What to work on: Copy each line below containing "protein".

Records:
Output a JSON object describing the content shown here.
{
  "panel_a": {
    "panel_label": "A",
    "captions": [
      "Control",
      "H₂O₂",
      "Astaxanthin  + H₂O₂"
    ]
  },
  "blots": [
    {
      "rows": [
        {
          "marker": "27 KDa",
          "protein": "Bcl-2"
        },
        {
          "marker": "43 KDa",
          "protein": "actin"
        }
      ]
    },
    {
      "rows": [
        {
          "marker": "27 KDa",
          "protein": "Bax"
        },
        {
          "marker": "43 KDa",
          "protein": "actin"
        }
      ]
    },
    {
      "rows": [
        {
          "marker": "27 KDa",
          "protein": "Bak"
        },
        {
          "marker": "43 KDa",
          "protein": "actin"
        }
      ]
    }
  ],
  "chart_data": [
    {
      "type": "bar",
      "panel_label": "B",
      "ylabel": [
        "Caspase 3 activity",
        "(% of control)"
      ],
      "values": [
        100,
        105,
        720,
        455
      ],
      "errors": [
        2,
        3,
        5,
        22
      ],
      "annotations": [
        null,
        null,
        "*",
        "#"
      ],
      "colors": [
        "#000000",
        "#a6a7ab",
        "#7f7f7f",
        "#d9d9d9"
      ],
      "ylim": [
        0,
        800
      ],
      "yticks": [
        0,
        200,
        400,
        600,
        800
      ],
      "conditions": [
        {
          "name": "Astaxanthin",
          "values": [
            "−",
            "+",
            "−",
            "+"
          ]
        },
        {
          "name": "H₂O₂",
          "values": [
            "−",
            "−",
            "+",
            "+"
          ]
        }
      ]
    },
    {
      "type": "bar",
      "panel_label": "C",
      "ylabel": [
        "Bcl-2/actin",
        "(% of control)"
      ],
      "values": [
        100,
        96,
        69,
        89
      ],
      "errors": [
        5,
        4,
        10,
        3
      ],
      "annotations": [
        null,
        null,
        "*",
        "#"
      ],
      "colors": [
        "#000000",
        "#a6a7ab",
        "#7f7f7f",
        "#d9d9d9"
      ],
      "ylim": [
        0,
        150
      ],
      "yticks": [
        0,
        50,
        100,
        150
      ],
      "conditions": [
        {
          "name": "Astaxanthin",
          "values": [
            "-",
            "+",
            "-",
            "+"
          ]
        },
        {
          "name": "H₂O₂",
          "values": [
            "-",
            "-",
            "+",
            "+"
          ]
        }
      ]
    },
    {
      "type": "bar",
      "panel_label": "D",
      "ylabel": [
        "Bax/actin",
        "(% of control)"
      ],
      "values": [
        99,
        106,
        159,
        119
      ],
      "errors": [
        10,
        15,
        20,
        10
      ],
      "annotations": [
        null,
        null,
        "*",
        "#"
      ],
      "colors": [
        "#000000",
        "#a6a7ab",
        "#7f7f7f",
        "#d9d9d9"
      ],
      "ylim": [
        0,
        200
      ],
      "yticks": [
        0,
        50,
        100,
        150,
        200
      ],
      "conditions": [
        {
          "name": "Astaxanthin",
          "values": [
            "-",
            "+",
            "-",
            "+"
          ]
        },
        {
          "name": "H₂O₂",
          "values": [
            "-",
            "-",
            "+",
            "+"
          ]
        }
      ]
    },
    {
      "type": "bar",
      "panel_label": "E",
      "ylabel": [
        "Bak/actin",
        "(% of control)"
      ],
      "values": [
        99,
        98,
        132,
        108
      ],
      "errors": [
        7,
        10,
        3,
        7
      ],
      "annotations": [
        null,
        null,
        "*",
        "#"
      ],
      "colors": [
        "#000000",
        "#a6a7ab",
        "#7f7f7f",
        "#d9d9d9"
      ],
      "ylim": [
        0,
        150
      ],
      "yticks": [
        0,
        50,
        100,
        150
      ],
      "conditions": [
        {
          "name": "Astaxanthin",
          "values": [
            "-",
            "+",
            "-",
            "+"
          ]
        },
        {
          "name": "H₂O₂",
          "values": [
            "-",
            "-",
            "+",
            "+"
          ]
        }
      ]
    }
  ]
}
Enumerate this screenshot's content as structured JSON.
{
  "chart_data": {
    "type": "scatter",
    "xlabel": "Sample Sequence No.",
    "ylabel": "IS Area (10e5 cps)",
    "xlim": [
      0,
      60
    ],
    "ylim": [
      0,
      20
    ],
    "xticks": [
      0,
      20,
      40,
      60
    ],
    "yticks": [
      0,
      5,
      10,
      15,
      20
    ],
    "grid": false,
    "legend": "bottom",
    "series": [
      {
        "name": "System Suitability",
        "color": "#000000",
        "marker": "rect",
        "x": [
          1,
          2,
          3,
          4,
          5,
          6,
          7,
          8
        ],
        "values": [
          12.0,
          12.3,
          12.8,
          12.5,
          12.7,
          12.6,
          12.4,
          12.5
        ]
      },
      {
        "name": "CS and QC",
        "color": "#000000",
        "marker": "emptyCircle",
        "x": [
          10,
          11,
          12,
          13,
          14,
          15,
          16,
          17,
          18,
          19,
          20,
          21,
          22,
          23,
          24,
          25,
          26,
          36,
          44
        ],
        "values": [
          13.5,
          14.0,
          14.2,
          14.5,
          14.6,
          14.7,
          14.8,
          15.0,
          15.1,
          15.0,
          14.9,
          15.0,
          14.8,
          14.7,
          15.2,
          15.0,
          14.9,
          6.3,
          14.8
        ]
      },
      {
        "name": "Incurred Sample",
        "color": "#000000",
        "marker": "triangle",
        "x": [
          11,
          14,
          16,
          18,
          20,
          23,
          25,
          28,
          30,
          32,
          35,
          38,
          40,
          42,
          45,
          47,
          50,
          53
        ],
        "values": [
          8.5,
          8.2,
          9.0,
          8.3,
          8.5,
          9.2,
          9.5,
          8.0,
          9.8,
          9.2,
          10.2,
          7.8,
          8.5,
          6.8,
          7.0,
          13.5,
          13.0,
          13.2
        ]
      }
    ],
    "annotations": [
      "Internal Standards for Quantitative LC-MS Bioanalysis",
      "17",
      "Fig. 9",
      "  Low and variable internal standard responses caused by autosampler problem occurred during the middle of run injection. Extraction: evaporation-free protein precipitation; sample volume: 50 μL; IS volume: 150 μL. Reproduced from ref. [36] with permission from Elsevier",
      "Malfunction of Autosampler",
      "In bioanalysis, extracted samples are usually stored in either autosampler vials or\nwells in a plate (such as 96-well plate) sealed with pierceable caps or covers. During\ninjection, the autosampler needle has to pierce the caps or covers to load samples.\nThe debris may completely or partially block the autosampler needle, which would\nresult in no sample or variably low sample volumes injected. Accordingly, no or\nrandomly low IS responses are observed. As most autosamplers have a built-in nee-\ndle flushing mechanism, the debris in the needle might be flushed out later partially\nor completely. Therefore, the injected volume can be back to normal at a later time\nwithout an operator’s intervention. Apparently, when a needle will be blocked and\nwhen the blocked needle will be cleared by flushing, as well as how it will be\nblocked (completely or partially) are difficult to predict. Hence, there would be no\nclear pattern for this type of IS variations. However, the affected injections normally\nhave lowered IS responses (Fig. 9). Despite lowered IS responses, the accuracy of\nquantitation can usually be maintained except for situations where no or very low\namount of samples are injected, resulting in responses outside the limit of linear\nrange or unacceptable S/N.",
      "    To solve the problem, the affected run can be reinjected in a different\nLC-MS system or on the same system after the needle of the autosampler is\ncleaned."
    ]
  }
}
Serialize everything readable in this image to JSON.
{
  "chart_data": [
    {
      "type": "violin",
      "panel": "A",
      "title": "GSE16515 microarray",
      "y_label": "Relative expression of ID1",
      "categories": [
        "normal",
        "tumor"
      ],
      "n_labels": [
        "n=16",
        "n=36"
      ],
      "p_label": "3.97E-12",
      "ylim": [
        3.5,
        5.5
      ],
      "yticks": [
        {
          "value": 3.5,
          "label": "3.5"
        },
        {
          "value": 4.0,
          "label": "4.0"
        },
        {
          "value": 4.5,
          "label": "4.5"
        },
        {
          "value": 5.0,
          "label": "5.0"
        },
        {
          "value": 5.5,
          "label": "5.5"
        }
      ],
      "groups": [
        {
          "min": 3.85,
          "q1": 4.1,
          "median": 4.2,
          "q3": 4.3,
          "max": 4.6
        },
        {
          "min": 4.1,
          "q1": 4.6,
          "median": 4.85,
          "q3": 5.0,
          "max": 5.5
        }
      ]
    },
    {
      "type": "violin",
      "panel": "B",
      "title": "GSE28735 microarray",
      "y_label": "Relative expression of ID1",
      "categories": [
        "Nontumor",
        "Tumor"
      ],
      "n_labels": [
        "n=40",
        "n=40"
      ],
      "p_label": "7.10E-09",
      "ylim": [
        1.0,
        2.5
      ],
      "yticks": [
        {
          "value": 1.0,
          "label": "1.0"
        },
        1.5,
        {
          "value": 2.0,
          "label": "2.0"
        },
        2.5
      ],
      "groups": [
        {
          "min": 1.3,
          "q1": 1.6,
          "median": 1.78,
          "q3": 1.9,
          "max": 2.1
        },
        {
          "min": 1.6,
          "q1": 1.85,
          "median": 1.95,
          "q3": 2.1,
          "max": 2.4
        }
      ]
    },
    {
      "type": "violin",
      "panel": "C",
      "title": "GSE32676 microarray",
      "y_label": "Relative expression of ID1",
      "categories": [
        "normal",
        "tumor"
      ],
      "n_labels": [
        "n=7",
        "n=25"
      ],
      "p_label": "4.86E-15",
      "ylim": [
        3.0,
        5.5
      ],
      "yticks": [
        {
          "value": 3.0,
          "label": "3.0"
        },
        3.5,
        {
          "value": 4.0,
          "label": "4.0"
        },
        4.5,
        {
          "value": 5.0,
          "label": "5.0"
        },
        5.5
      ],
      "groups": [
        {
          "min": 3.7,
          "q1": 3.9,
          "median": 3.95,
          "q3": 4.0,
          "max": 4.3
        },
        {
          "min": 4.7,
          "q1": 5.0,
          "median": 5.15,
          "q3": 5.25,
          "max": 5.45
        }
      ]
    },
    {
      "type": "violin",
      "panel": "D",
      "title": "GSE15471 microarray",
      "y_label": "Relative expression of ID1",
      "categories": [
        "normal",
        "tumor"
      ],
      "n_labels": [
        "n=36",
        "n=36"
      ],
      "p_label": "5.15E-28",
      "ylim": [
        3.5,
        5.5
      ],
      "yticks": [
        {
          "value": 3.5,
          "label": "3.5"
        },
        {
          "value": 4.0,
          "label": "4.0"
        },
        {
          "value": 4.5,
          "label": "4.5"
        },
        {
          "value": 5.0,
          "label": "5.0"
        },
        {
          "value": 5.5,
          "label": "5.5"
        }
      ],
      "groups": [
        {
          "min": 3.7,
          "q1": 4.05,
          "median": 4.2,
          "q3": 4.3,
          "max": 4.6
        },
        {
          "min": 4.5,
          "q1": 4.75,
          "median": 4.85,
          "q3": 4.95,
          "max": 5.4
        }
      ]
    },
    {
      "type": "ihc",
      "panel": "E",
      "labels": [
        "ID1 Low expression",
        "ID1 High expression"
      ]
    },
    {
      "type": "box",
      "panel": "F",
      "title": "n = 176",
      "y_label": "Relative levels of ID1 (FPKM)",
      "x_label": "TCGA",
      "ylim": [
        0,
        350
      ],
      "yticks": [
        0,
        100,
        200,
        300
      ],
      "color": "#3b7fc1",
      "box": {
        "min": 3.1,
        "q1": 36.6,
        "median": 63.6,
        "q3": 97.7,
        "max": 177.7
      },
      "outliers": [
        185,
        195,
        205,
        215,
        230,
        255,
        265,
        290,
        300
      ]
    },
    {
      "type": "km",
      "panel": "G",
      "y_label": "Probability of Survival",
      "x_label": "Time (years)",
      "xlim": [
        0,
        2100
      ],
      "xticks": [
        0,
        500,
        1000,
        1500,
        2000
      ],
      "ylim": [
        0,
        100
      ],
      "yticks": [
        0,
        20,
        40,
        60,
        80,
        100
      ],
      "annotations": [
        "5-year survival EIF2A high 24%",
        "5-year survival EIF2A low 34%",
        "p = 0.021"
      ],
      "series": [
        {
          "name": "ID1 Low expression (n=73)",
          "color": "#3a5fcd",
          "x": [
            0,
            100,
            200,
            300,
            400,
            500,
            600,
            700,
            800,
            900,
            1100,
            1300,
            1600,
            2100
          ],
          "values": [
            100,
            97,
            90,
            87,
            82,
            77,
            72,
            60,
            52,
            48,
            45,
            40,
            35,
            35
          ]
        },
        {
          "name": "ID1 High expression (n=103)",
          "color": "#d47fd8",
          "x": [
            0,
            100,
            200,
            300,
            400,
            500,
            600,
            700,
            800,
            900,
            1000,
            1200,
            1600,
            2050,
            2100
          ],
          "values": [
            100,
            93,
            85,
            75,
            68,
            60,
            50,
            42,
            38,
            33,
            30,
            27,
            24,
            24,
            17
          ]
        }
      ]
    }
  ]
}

Answer for the task:
          "protein": "Bcl-2"
          "protein": "actin"
          "protein": "Bax"
          "protein": "actin"
          "protein": "Bak"
          "protein": "actin"
      "  Low and variable internal standard responses caused by autosampler problem occurred during the middle of run injection. Extraction: evaporation-free protein precipitation; sample volume: 50 μL; IS volume: 150 μL. Reproduced from ref. [36] with permission from Elsevier",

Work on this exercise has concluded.